# [Exercise]
Collect all lines from the records below that include the word "Establecer".

# [The input]
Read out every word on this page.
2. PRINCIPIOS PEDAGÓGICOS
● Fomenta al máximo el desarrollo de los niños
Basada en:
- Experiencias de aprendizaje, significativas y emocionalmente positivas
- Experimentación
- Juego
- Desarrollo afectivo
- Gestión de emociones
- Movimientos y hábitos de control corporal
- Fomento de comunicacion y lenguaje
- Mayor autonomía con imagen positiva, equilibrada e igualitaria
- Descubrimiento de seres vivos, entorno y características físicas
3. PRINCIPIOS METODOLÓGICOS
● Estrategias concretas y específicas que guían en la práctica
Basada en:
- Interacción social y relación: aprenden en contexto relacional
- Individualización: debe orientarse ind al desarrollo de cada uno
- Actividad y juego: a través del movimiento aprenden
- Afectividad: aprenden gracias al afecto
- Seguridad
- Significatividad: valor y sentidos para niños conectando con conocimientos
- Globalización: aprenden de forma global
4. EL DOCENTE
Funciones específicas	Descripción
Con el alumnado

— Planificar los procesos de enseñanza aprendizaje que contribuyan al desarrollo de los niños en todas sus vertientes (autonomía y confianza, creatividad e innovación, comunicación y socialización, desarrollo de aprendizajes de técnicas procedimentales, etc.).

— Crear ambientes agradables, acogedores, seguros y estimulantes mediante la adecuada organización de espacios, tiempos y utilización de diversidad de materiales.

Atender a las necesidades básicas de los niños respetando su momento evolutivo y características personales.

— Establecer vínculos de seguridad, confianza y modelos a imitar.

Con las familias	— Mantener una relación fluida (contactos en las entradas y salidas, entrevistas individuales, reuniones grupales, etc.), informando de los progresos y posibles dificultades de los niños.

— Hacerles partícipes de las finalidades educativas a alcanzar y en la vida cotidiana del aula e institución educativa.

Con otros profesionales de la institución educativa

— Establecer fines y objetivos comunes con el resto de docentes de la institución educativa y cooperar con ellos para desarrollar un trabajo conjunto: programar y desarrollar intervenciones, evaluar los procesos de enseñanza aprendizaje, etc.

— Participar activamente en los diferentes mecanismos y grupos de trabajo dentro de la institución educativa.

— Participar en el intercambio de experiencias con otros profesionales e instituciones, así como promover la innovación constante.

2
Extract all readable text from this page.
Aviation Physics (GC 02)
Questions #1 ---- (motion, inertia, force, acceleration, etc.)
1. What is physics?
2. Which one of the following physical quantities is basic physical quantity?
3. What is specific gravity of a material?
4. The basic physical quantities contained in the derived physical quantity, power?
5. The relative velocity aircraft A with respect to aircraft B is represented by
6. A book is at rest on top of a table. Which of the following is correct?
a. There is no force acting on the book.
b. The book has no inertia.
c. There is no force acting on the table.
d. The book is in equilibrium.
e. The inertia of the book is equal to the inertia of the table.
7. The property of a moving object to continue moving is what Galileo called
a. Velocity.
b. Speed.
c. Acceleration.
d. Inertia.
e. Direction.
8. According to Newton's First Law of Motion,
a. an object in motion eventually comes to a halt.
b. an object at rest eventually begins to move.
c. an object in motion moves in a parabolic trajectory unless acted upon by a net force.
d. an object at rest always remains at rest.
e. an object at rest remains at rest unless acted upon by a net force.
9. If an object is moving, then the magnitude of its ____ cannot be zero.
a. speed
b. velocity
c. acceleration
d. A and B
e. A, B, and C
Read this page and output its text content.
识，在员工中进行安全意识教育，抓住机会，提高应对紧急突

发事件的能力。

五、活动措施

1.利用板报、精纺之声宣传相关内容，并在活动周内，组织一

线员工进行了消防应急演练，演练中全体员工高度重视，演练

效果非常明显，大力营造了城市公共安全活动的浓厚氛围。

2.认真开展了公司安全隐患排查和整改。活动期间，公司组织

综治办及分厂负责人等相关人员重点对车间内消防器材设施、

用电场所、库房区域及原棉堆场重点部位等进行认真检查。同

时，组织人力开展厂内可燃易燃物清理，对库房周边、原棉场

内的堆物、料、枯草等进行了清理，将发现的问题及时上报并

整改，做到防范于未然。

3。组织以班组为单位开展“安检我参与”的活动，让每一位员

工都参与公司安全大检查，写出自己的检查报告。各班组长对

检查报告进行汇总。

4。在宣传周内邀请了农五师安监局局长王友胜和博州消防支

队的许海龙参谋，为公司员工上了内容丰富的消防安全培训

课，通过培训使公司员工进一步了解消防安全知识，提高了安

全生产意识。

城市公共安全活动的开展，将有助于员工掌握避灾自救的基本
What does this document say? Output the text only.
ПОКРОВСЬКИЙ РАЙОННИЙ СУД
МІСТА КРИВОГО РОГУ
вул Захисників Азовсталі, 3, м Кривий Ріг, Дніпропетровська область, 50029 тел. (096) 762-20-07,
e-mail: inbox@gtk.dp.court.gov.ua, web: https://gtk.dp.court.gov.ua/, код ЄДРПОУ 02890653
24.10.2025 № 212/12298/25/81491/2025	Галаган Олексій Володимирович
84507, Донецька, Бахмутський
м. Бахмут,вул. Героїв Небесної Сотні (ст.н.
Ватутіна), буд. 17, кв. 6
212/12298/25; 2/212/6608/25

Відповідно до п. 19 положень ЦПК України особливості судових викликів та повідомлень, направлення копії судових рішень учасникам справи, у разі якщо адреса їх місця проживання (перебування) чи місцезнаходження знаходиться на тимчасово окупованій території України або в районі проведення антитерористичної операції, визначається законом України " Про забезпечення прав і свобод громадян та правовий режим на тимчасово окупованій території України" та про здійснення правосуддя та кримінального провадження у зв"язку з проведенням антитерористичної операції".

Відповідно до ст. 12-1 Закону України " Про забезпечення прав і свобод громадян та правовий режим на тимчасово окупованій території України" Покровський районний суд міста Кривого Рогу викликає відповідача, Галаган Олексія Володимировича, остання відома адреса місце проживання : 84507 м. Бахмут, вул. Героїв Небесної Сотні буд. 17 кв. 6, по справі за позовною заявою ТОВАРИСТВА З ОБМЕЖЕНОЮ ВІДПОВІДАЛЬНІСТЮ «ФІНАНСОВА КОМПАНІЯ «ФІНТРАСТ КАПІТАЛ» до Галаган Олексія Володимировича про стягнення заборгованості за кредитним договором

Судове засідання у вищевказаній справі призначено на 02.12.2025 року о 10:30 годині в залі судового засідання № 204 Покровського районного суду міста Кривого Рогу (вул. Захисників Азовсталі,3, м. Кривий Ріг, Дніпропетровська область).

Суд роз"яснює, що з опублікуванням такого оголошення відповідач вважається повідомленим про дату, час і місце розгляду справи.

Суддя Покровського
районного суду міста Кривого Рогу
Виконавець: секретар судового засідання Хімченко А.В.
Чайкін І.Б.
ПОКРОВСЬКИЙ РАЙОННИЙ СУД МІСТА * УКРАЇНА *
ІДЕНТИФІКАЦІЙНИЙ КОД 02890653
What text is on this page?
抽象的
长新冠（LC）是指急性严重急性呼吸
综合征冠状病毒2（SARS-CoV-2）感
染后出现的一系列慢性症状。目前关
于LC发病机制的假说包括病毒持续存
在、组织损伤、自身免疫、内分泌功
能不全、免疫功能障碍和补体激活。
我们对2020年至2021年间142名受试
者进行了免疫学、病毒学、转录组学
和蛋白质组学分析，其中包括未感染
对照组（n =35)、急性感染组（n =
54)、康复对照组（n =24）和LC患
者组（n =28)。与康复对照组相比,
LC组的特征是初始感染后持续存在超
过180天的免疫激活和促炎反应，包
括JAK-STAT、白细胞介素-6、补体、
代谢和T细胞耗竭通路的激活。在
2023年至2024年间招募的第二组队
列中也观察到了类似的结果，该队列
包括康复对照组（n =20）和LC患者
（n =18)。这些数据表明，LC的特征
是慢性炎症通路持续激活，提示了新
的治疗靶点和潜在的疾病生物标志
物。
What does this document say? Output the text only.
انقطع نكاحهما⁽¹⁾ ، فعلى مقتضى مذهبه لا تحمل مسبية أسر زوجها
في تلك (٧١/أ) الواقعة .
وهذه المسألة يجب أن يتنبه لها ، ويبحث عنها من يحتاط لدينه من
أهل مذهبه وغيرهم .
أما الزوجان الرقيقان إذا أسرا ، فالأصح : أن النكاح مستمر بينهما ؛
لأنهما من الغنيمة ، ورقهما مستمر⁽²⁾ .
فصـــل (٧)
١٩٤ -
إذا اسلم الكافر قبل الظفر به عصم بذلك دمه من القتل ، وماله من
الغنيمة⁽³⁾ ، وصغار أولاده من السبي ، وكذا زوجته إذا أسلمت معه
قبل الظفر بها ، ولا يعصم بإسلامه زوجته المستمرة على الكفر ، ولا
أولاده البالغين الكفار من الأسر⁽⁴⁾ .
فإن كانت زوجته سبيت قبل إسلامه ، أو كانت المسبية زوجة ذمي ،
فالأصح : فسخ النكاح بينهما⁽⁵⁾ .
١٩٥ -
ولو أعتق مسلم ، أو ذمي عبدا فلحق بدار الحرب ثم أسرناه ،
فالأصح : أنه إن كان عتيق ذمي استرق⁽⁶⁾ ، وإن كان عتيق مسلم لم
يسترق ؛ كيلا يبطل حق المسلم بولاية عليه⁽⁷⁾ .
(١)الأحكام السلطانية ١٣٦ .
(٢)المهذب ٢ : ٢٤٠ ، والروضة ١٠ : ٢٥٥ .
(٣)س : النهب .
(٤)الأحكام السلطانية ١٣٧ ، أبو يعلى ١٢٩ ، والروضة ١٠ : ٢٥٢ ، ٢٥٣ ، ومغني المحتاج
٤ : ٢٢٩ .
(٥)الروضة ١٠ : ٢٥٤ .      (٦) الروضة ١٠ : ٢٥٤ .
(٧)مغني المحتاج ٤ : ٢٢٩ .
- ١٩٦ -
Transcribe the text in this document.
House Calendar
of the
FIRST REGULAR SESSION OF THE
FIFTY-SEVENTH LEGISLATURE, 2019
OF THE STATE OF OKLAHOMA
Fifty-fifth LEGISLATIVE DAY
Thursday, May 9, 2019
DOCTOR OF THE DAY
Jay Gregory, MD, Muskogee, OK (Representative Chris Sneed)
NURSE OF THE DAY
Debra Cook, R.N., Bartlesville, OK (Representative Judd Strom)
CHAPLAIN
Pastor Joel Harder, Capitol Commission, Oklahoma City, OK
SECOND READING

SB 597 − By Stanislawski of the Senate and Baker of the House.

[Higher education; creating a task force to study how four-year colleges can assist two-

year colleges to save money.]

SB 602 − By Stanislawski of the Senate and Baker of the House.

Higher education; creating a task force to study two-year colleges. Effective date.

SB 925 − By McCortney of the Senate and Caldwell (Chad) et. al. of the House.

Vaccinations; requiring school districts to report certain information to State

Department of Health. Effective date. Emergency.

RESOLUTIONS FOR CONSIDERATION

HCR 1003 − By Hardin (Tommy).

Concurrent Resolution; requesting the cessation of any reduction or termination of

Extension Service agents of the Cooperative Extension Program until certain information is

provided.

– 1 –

# [Answer to this exercise]
— Establecer vínculos de seguridad, confianza y modelos a imitar.
— Establecer fines y objetivos comunes con el resto de docentes de la institución educativa y cooperar con ellos para desarrollar un trabajo conjunto: programar y desarrollar intervenciones, evaluar los procesos de enseñanza aprendizaje, etc.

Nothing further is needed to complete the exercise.